** Written exercise **
Return the records in full, exactly as given.

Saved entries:
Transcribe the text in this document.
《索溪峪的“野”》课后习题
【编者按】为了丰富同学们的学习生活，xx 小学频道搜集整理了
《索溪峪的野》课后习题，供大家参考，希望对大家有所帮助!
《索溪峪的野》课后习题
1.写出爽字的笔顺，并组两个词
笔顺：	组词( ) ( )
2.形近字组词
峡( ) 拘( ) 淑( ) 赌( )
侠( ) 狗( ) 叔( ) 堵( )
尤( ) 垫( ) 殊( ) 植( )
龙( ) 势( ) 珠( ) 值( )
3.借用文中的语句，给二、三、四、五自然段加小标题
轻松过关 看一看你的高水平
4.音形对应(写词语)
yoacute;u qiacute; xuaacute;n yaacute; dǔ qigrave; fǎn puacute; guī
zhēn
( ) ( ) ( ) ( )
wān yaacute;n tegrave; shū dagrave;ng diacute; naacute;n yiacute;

** Task output **
Transcribe the text in this document.
《索溪峪的“野”》课后习题
【编者按】为了丰富同学们的学习生活，xx 小学频道搜集整理了
《索溪峪的野》课后习题，供大家参考，希望对大家有所帮助!
《索溪峪的野》课后习题
1.写出爽字的笔顺，并组两个词
笔顺：	组词( ) ( )
2.形近字组词
峡( ) 拘( ) 淑( ) 赌( )
侠( ) 狗( ) 叔( ) 堵( )
尤( ) 垫( ) 殊( ) 植( )
龙( ) 势( ) 珠( ) 值( )
3.借用文中的语句，给二、三、四、五自然段加小标题
轻松过关 看一看你的高水平
4.音形对应(写词语)
yoacute;u qiacute; xuaacute;n yaacute; dǔ qigrave; fǎn puacute; guī
zhēn
( ) ( ) ( ) ( )
wān yaacute;n tegrave; shū dagrave;ng diacute; naacute;n yiacute;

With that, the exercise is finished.